Directions for this task = Give back exactly the lines from the one containing "Output a JSON" through the end of the records, including both, and no others.

Records provided =
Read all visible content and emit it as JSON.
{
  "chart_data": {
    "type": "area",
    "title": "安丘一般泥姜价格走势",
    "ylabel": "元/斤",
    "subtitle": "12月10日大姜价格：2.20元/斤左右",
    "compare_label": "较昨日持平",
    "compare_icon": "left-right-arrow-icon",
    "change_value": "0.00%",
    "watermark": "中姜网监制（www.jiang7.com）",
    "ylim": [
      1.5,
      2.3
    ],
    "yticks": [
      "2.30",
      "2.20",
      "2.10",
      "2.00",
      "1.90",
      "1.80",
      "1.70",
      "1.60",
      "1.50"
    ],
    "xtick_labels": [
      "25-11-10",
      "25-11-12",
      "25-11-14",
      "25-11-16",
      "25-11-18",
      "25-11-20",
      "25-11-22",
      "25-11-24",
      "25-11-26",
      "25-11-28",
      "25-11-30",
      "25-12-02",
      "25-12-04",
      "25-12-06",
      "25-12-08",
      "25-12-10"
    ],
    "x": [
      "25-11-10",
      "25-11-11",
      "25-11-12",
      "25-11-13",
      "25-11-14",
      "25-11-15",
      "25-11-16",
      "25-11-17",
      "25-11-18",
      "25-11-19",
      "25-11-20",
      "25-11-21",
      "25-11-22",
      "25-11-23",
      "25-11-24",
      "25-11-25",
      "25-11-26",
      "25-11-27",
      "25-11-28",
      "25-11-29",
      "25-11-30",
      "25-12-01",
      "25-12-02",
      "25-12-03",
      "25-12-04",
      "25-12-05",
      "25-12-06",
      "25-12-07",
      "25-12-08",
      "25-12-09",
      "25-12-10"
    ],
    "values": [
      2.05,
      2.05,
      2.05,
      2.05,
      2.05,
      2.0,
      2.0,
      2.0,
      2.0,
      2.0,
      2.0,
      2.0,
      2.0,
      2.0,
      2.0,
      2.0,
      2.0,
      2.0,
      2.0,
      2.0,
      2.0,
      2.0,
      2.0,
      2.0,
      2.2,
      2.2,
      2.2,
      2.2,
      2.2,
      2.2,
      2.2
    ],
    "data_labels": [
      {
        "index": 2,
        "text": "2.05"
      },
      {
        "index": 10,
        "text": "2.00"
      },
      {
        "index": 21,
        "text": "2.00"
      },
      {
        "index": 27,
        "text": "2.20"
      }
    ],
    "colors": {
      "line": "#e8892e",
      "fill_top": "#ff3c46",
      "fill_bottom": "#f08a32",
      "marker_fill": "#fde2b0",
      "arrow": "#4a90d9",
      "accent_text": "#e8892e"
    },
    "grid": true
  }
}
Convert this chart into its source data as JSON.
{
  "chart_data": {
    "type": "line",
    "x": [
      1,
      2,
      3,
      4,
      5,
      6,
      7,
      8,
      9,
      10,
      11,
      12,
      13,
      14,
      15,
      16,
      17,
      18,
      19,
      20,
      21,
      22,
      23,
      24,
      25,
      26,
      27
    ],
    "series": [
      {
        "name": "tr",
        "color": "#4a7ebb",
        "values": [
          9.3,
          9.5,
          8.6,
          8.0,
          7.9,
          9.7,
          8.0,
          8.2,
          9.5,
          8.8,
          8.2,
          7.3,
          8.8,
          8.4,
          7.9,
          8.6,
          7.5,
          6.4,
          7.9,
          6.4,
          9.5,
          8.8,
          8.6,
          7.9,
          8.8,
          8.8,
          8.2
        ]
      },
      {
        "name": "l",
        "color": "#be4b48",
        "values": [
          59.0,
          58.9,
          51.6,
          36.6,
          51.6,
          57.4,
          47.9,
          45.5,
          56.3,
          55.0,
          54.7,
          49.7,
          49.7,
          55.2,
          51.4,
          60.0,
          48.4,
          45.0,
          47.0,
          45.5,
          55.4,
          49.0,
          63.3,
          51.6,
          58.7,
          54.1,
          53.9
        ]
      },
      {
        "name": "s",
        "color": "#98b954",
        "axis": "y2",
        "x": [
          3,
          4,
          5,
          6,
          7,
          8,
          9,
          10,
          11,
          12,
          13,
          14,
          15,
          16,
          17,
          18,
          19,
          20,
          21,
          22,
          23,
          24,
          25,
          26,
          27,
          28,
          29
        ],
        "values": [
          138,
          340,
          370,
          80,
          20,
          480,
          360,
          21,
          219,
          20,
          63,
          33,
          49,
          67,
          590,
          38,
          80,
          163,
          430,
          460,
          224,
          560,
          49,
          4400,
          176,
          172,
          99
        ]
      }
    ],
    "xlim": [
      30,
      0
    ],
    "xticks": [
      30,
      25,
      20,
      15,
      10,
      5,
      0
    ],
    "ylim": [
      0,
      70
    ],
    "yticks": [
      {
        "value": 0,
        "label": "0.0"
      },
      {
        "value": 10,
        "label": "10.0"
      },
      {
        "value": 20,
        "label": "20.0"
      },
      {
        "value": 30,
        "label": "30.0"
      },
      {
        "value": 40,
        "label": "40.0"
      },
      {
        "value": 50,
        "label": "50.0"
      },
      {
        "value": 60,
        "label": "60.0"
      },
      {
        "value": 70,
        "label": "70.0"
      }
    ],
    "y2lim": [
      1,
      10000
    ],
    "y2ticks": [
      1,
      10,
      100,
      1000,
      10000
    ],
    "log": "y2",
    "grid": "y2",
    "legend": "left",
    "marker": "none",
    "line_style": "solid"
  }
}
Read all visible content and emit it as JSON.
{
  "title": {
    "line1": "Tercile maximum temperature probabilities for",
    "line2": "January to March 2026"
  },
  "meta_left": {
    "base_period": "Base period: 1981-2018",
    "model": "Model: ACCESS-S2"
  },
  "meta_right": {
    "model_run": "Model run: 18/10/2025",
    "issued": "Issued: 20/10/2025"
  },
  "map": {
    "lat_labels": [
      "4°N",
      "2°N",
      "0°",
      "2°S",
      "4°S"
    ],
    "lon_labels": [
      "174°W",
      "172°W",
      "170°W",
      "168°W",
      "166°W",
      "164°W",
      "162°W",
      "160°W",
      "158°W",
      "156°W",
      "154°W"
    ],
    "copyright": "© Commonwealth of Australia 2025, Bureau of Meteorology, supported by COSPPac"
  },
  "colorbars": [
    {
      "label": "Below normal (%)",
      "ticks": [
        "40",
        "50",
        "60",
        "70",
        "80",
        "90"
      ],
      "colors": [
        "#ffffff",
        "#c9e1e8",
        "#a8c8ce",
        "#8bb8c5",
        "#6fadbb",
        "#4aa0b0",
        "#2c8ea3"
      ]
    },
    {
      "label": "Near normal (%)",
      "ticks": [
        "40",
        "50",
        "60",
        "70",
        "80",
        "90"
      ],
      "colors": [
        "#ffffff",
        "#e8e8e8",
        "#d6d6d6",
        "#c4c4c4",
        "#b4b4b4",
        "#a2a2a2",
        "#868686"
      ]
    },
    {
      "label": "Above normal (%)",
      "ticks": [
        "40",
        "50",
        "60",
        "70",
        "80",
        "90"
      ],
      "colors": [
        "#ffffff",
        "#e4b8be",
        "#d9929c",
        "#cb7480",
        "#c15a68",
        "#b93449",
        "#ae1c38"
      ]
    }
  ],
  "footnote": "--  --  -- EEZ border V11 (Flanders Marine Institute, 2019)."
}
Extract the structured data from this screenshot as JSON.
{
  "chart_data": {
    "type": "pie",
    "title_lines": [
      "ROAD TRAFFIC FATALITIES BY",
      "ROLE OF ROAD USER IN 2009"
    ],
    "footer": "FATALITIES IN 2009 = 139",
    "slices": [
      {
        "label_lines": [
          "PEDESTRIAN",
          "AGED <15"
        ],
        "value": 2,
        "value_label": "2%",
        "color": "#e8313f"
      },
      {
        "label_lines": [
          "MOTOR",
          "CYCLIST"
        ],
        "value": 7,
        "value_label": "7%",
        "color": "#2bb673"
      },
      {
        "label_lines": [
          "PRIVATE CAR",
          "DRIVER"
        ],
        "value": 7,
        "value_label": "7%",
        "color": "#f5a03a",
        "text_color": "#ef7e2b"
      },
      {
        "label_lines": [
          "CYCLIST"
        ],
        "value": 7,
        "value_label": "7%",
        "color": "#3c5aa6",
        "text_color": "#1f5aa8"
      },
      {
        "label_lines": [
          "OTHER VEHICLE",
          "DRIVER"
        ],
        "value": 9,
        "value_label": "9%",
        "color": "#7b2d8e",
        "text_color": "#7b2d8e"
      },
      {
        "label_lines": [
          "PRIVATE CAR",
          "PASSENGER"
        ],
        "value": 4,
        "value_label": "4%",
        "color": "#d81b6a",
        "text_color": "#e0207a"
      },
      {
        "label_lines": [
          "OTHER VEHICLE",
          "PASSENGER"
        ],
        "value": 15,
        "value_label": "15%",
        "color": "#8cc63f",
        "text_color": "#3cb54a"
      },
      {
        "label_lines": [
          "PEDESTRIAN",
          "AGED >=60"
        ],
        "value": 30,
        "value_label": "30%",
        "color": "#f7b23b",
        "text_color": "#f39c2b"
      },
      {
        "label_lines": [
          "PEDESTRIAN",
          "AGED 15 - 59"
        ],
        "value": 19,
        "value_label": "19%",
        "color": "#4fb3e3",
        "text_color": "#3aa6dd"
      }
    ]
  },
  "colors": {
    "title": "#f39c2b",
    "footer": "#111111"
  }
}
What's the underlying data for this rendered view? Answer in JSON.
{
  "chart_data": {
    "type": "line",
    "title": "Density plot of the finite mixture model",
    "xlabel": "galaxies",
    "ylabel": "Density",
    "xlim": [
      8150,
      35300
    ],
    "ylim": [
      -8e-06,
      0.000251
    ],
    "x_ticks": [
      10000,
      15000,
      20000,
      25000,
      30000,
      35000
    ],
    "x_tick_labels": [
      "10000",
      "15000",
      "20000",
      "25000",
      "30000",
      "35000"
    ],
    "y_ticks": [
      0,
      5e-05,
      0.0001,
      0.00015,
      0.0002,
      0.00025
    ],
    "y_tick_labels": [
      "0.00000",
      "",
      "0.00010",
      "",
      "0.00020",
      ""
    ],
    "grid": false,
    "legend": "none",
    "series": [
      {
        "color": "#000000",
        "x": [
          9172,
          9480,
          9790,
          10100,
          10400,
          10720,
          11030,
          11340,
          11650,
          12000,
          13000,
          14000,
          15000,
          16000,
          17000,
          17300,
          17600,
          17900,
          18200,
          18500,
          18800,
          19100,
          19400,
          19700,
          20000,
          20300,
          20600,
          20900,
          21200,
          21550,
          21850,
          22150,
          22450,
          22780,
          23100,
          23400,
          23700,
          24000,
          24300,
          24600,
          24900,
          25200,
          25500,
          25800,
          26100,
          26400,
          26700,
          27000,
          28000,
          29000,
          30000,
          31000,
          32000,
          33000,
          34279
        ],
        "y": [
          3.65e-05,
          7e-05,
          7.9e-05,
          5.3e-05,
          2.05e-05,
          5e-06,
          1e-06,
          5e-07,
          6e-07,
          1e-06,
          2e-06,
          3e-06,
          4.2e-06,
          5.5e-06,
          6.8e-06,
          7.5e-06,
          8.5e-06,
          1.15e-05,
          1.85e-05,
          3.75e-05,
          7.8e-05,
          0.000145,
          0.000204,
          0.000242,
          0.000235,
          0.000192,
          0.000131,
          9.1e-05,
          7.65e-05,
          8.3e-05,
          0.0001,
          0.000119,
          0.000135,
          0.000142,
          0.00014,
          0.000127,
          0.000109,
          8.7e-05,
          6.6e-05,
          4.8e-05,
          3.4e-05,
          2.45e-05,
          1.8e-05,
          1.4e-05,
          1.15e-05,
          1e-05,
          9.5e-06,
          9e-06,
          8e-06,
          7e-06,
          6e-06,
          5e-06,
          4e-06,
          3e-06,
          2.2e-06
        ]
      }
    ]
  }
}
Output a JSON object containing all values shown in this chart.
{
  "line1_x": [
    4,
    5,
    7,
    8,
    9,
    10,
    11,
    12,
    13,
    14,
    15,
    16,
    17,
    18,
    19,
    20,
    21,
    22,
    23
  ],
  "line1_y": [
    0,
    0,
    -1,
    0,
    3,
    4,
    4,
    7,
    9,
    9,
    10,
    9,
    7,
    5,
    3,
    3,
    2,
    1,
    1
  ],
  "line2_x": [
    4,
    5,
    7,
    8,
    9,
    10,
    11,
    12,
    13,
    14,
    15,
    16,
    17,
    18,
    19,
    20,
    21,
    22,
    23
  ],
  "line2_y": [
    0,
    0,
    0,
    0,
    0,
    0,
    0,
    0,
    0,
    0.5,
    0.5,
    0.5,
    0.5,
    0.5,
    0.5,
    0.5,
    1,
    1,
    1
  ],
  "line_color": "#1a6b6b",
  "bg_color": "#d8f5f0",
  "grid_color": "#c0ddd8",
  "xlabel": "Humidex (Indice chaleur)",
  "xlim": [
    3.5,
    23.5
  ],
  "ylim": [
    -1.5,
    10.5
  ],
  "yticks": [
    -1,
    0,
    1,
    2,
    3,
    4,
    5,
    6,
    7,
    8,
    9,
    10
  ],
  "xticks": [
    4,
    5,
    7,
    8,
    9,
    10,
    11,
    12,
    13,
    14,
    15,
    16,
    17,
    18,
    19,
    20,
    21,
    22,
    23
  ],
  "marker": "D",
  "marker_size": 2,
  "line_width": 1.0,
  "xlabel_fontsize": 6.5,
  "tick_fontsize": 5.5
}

Expected output =
Output a JSON object containing all values shown in this chart.
{
  "line1_x": [
    4,
    5,
    7,
    8,
    9,
    10,
    11,
    12,
    13,
    14,
    15,
    16,
    17,
    18,
    19,
    20,
    21,
    22,
    23
  ],
  "line1_y": [
    0,
    0,
    -1,
    0,
    3,
    4,
    4,
    7,
    9,
    9,
    10,
    9,
    7,
    5,
    3,
    3,
    2,
    1,
    1
  ],
  "line2_x": [
    4,
    5,
    7,
    8,
    9,
    10,
    11,
    12,
    13,
    14,
    15,
    16,
    17,
    18,
    19,
    20,
    21,
    22,
    23
  ],
  "line2_y": [
    0,
    0,
    0,
    0,
    0,
    0,
    0,
    0,
    0,
    0.5,
    0.5,
    0.5,
    0.5,
    0.5,
    0.5,
    0.5,
    1,
    1,
    1
  ],
  "line_color": "#1a6b6b",
  "bg_color": "#d8f5f0",
  "grid_color": "#c0ddd8",
  "xlabel": "Humidex (Indice chaleur)",
  "xlim": [
    3.5,
    23.5
  ],
  "ylim": [
    -1.5,
    10.5
  ],
  "yticks": [
    -1,
    0,
    1,
    2,
    3,
    4,
    5,
    6,
    7,
    8,
    9,
    10
  ],
  "xticks": [
    4,
    5,
    7,
    8,
    9,
    10,
    11,
    12,
    13,
    14,
    15,
    16,
    17,
    18,
    19,
    20,
    21,
    22,
    23
  ],
  "marker": "D",
  "marker_size": 2,
  "line_width": 1.0,
  "xlabel_fontsize": 6.5,
  "tick_fontsize": 5.5
}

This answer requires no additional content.